-- START --

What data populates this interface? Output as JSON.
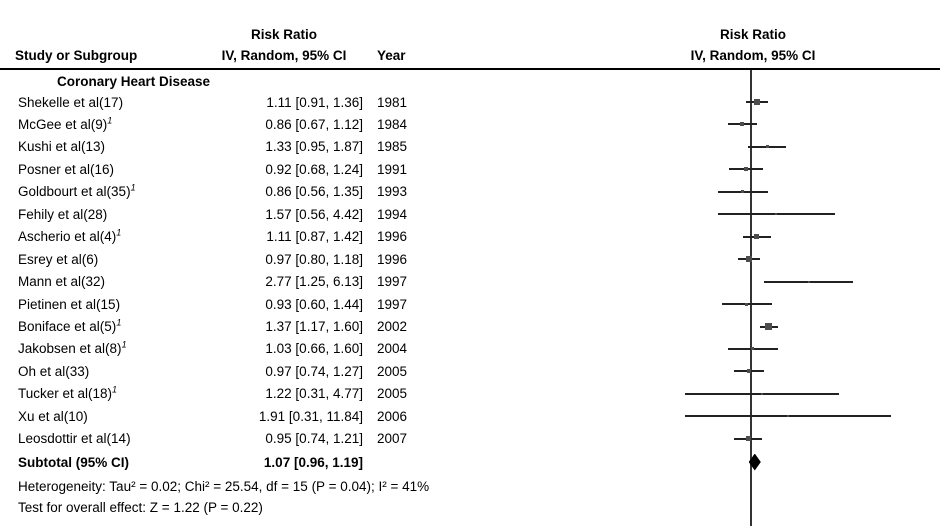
{
  "header": {
    "study_col": "Study or Subgroup",
    "effect_col_line1": "Risk Ratio",
    "effect_col_line2": "IV, Random, 95% CI",
    "year_col": "Year",
    "plot_col_line1": "Risk Ratio",
    "plot_col_line2": "IV, Random, 95% CI"
  },
  "chart_data": {
    "type": "forest",
    "effect_measure": "Risk Ratio",
    "method": "IV, Random, 95% CI",
    "x_scale": "log10",
    "null_line_value": 1,
    "subgroup": "Coronary Heart Disease",
    "studies": [
      {
        "label": "Shekelle et al(17)",
        "footnote": "",
        "rr": 1.11,
        "ci_low": 0.91,
        "ci_high": 1.36,
        "year": "1981"
      },
      {
        "label": "McGee et al(9)",
        "footnote": "1",
        "rr": 0.86,
        "ci_low": 0.67,
        "ci_high": 1.12,
        "year": "1984"
      },
      {
        "label": "Kushi et al(13)",
        "footnote": "",
        "rr": 1.33,
        "ci_low": 0.95,
        "ci_high": 1.87,
        "year": "1985"
      },
      {
        "label": "Posner et al(16)",
        "footnote": "",
        "rr": 0.92,
        "ci_low": 0.68,
        "ci_high": 1.24,
        "year": "1991"
      },
      {
        "label": "Goldbourt et al(35)",
        "footnote": "1",
        "rr": 0.86,
        "ci_low": 0.56,
        "ci_high": 1.35,
        "year": "1993"
      },
      {
        "label": "Fehily et al(28)",
        "footnote": "",
        "rr": 1.57,
        "ci_low": 0.56,
        "ci_high": 4.42,
        "year": "1994"
      },
      {
        "label": "Ascherio et al(4)",
        "footnote": "1",
        "rr": 1.11,
        "ci_low": 0.87,
        "ci_high": 1.42,
        "year": "1996"
      },
      {
        "label": "Esrey et al(6)",
        "footnote": "",
        "rr": 0.97,
        "ci_low": 0.8,
        "ci_high": 1.18,
        "year": "1996"
      },
      {
        "label": "Mann et al(32)",
        "footnote": "",
        "rr": 2.77,
        "ci_low": 1.25,
        "ci_high": 6.13,
        "year": "1997"
      },
      {
        "label": "Pietinen et al(15)",
        "footnote": "",
        "rr": 0.93,
        "ci_low": 0.6,
        "ci_high": 1.44,
        "year": "1997"
      },
      {
        "label": "Boniface et al(5)",
        "footnote": "1",
        "rr": 1.37,
        "ci_low": 1.17,
        "ci_high": 1.6,
        "year": "2002"
      },
      {
        "label": "Jakobsen et al(8)",
        "footnote": "1",
        "rr": 1.03,
        "ci_low": 0.66,
        "ci_high": 1.6,
        "year": "2004"
      },
      {
        "label": "Oh et al(33)",
        "footnote": "",
        "rr": 0.97,
        "ci_low": 0.74,
        "ci_high": 1.27,
        "year": "2005"
      },
      {
        "label": "Tucker et al(18)",
        "footnote": "1",
        "rr": 1.22,
        "ci_low": 0.31,
        "ci_high": 4.77,
        "year": "2005"
      },
      {
        "label": "Xu et al(10)",
        "footnote": "",
        "rr": 1.91,
        "ci_low": 0.31,
        "ci_high": 11.84,
        "year": "2006"
      },
      {
        "label": "Leosdottir et al(14)",
        "footnote": "",
        "rr": 0.95,
        "ci_low": 0.74,
        "ci_high": 1.21,
        "year": "2007"
      }
    ],
    "subtotal": {
      "label": "Subtotal (95% CI)",
      "rr": 1.07,
      "ci_low": 0.96,
      "ci_high": 1.19
    },
    "heterogeneity": "Heterogeneity: Tau² = 0.02; Chi² = 25.54, df = 15 (P = 0.04); I² = 41%",
    "overall_effect": "Test for overall effect: Z = 1.22 (P = 0.22)"
  },
  "colors": {
    "marker": "#4d4d4d",
    "ci_line": "#222222",
    "diamond": "#000000",
    "axis": "#333333",
    "text": "#000000"
  }
}
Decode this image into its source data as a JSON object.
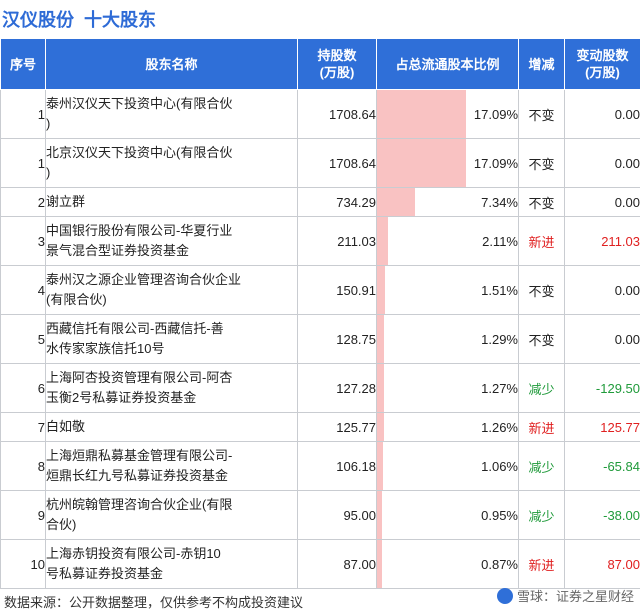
{
  "header": {
    "company": "汉仪股份",
    "section": "十大股东"
  },
  "table": {
    "headers": {
      "rank": "序号",
      "name": "股东名称",
      "shares_line1": "持股数",
      "shares_line2": "(万股)",
      "ratio": "占总流通股本比例",
      "change": "增减",
      "delta_line1": "变动股数",
      "delta_line2": "(万股)"
    },
    "rows": [
      {
        "rank": "1",
        "name": "泰州汉仪天下投资中心(有限合伙\n)",
        "shares": "1708.64",
        "ratio_text": "17.09%",
        "ratio": 17.09,
        "change": "不变",
        "delta": "0.00"
      },
      {
        "rank": "1",
        "name": "北京汉仪天下投资中心(有限合伙\n)",
        "shares": "1708.64",
        "ratio_text": "17.09%",
        "ratio": 17.09,
        "change": "不变",
        "delta": "0.00"
      },
      {
        "rank": "2",
        "name": "谢立群",
        "shares": "734.29",
        "ratio_text": "7.34%",
        "ratio": 7.34,
        "change": "不变",
        "delta": "0.00"
      },
      {
        "rank": "3",
        "name": "中国银行股份有限公司-华夏行业\n景气混合型证券投资基金",
        "shares": "211.03",
        "ratio_text": "2.11%",
        "ratio": 2.11,
        "change": "新进",
        "delta": "211.03"
      },
      {
        "rank": "4",
        "name": "泰州汉之源企业管理咨询合伙企业\n(有限合伙)",
        "shares": "150.91",
        "ratio_text": "1.51%",
        "ratio": 1.51,
        "change": "不变",
        "delta": "0.00"
      },
      {
        "rank": "5",
        "name": "西藏信托有限公司-西藏信托-善\n水传家家族信托10号",
        "shares": "128.75",
        "ratio_text": "1.29%",
        "ratio": 1.29,
        "change": "不变",
        "delta": "0.00"
      },
      {
        "rank": "6",
        "name": "上海阿杏投资管理有限公司-阿杏\n玉衡2号私募证券投资基金",
        "shares": "127.28",
        "ratio_text": "1.27%",
        "ratio": 1.27,
        "change": "减少",
        "delta": "-129.50"
      },
      {
        "rank": "7",
        "name": "白如敬",
        "shares": "125.77",
        "ratio_text": "1.26%",
        "ratio": 1.26,
        "change": "新进",
        "delta": "125.77"
      },
      {
        "rank": "8",
        "name": "上海烜鼎私募基金管理有限公司-\n烜鼎长红九号私募证券投资基金",
        "shares": "106.18",
        "ratio_text": "1.06%",
        "ratio": 1.06,
        "change": "减少",
        "delta": "-65.84"
      },
      {
        "rank": "9",
        "name": "杭州皖翰管理咨询合伙企业(有限\n合伙)",
        "shares": "95.00",
        "ratio_text": "0.95%",
        "ratio": 0.95,
        "change": "减少",
        "delta": "-38.00"
      },
      {
        "rank": "10",
        "name": "上海赤钥投资有限公司-赤钥10\n号私募证券投资基金",
        "shares": "87.00",
        "ratio_text": "0.87%",
        "ratio": 0.87,
        "change": "新进",
        "delta": "87.00"
      }
    ]
  },
  "colors": {
    "header_bg": "#2f6fd8",
    "bar": "#f9c2c2",
    "increase": "#e02020",
    "decrease": "#1f9a3a",
    "neutral": "#222222"
  },
  "footer": {
    "source": "数据来源：公开数据整理，仅供参考不构成投资建议",
    "brand": "雪球：证券之星财经"
  }
}
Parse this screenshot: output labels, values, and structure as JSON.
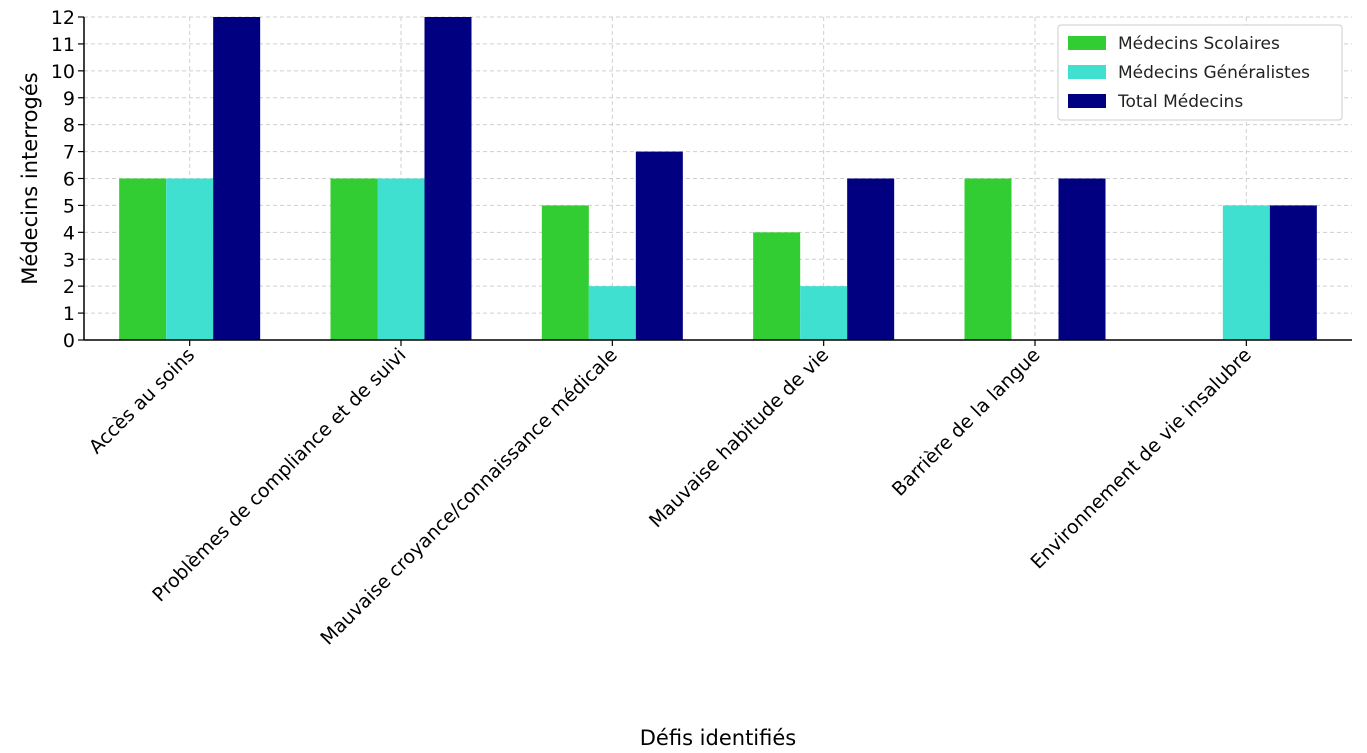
{
  "chart_data": {
    "type": "bar",
    "title": "",
    "xlabel": "Défis identifiés",
    "ylabel": "Médecins interrogés",
    "ylim": [
      0,
      12
    ],
    "yticks": [
      0,
      1,
      2,
      3,
      4,
      5,
      6,
      7,
      8,
      9,
      10,
      11,
      12
    ],
    "grid": true,
    "legend_position": "top-right",
    "categories": [
      "Accès au soins",
      "Problèmes de compliance et de suivi",
      "Mauvaise croyance/connaissance médicale",
      "Mauvaise habitude de vie",
      "Barrière de la langue",
      "Environnement de vie insalubre"
    ],
    "series": [
      {
        "name": "Médecins Scolaires",
        "color": "#32cd32",
        "values": [
          6,
          6,
          5,
          4,
          6,
          0
        ]
      },
      {
        "name": "Médecins Généralistes",
        "color": "#40e0d0",
        "values": [
          6,
          6,
          2,
          2,
          0,
          5
        ]
      },
      {
        "name": "Total Médecins",
        "color": "#000080",
        "values": [
          12,
          12,
          7,
          6,
          6,
          5
        ]
      }
    ]
  }
}
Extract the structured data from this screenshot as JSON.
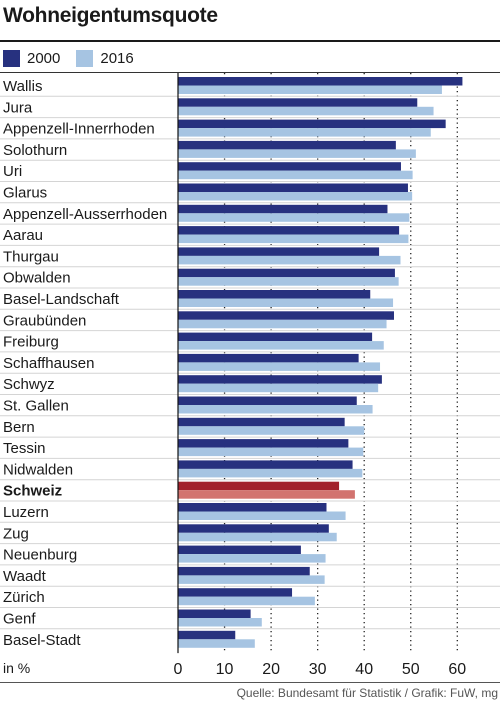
{
  "chart_data": {
    "type": "bar",
    "orientation": "horizontal",
    "title": "Wohneigentumsquote",
    "unit_label": "in %",
    "source": "Quelle: Bundesamt für Statistik / Grafik: FuW, mg",
    "categories": [
      "Wallis",
      "Jura",
      "Appenzell-Innerrhoden",
      "Solothurn",
      "Uri",
      "Glarus",
      "Appenzell-Ausserrhoden",
      "Aarau",
      "Thurgau",
      "Obwalden",
      "Basel-Landschaft",
      "Graubünden",
      "Freiburg",
      "Schaffhausen",
      "Schwyz",
      "St. Gallen",
      "Bern",
      "Tessin",
      "Nidwalden",
      "Schweiz",
      "Luzern",
      "Zug",
      "Neuenburg",
      "Waadt",
      "Zürich",
      "Genf",
      "Basel-Stadt"
    ],
    "highlight_category": "Schweiz",
    "series": [
      {
        "name": "2000",
        "color": "#27317f",
        "highlight_color": "#a2222c",
        "values": [
          61.1,
          51.4,
          57.5,
          46.8,
          47.9,
          49.4,
          45.0,
          47.5,
          43.2,
          46.6,
          41.3,
          46.4,
          41.7,
          38.8,
          43.8,
          38.4,
          35.8,
          36.6,
          37.5,
          34.6,
          31.9,
          32.4,
          26.4,
          28.3,
          24.5,
          15.6,
          12.3
        ]
      },
      {
        "name": "2016",
        "color": "#a6c4e2",
        "highlight_color": "#d2736f",
        "values": [
          56.7,
          54.9,
          54.3,
          51.1,
          50.4,
          50.3,
          49.7,
          49.5,
          47.8,
          47.4,
          46.2,
          44.8,
          44.2,
          43.4,
          43.0,
          41.8,
          40.0,
          39.8,
          39.6,
          38.0,
          36.0,
          34.1,
          31.7,
          31.5,
          29.4,
          18.0,
          16.5
        ]
      }
    ],
    "xlim": [
      0,
      65
    ],
    "xticks": [
      0,
      10,
      20,
      30,
      40,
      50,
      60
    ],
    "grid": "vertical-dotted",
    "legend_position": "top-left"
  }
}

-- END --

What the task asks:
Copy every line above that includes the string "rank".

Task result:
      "rank": "序号",
        "rank": "1",
        "rank": "1",
        "rank": "2",
        "rank": "3",
        "rank": "4",
        "rank": "5",
        "rank": "6",
        "rank": "7",
        "rank": "8",
        "rank": "9",
        "rank": "10",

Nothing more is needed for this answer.